The exercise: Locate each line in the records containing "right". Copy it.

Material:
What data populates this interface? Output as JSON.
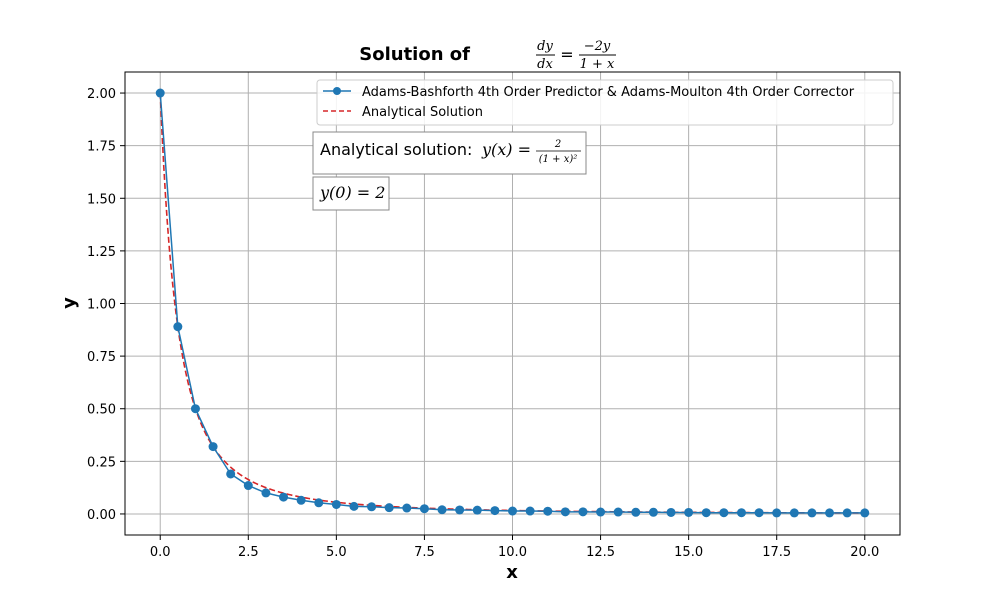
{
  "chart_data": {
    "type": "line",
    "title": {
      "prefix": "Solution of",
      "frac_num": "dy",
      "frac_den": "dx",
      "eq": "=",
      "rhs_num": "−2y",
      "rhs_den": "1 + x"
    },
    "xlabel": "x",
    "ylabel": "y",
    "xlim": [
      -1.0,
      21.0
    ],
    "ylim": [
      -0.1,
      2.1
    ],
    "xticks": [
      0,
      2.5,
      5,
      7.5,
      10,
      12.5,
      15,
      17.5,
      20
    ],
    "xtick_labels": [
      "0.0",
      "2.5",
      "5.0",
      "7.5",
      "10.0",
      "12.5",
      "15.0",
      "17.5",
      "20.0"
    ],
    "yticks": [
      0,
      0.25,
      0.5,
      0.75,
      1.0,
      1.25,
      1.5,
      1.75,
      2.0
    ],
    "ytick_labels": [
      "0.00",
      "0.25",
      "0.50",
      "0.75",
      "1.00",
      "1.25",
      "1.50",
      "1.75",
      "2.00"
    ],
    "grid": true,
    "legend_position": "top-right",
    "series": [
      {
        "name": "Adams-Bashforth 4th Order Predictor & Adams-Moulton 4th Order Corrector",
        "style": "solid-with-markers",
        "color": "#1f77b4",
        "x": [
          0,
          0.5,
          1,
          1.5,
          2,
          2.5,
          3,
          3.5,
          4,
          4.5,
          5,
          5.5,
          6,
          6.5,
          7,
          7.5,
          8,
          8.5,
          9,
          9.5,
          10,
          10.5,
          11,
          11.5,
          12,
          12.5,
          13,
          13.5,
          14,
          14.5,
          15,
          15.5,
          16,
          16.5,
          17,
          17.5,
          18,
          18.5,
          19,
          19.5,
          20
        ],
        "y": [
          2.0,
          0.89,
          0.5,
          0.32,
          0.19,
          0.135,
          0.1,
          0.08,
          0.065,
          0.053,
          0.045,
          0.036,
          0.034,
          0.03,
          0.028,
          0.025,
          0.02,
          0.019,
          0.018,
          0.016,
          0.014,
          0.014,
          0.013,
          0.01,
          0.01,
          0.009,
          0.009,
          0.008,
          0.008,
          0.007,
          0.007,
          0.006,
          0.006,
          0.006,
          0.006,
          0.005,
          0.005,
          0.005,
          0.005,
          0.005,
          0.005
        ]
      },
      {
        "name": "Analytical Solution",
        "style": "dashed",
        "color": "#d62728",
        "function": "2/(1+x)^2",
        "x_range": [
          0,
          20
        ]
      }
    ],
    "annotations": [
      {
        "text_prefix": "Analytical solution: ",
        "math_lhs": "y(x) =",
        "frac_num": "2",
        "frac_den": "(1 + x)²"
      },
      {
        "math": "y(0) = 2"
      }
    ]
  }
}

...

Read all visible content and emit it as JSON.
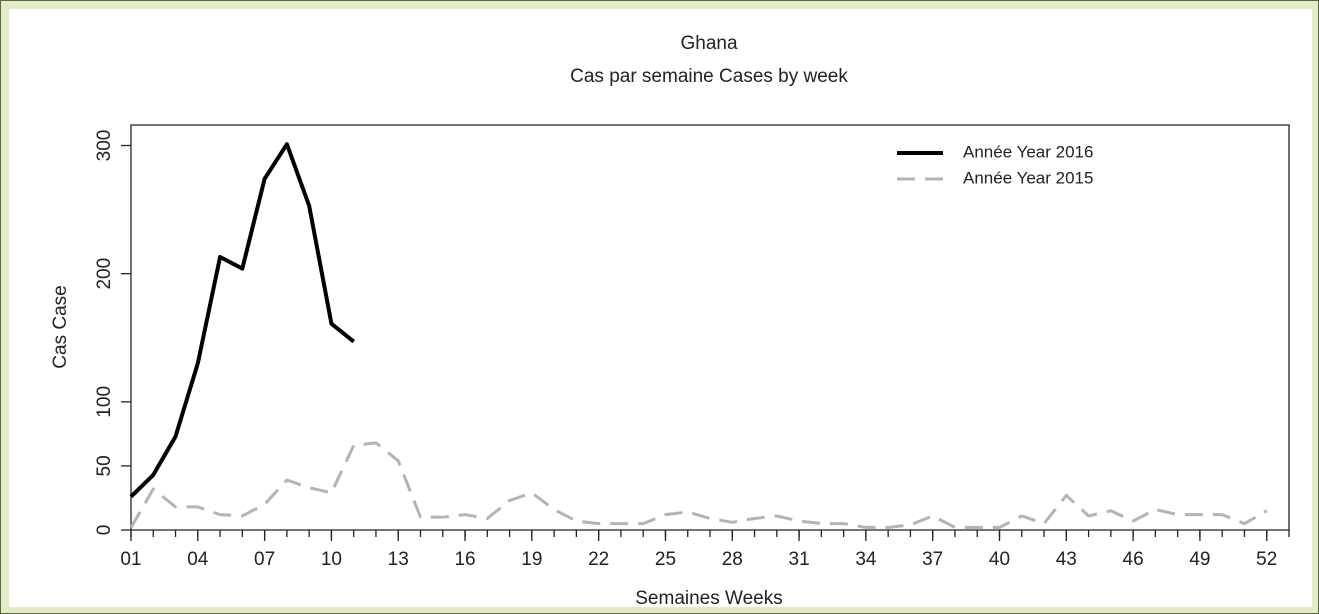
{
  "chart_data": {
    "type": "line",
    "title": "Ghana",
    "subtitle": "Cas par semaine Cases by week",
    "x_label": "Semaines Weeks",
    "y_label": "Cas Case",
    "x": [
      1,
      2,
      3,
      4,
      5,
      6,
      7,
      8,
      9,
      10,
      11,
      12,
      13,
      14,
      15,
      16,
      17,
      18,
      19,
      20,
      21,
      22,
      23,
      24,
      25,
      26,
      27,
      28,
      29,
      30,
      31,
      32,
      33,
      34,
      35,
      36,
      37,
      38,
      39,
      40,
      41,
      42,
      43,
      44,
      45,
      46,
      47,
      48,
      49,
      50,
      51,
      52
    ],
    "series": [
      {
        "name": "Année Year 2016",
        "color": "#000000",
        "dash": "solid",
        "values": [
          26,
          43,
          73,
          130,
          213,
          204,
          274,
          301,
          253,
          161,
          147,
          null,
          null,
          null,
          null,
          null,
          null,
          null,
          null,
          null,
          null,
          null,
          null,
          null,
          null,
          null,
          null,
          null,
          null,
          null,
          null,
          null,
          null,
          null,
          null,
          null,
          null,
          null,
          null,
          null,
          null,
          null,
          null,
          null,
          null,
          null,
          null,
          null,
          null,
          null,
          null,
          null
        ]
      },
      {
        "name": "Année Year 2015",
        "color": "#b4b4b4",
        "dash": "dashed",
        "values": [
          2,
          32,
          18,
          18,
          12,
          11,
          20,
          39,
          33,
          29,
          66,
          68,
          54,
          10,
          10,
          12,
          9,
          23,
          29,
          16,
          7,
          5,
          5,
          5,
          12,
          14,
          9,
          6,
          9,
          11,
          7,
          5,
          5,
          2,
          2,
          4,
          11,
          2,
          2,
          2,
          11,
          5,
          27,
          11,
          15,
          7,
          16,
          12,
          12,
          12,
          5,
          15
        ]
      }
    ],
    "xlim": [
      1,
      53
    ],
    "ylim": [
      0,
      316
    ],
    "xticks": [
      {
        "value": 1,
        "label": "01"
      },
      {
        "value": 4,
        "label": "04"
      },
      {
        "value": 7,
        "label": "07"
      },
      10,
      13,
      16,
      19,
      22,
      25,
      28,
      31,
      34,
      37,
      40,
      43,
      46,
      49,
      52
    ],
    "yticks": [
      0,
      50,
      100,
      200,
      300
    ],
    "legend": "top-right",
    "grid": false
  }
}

Answer:
    "legend_position": "top-right",
    "legend": "top-right",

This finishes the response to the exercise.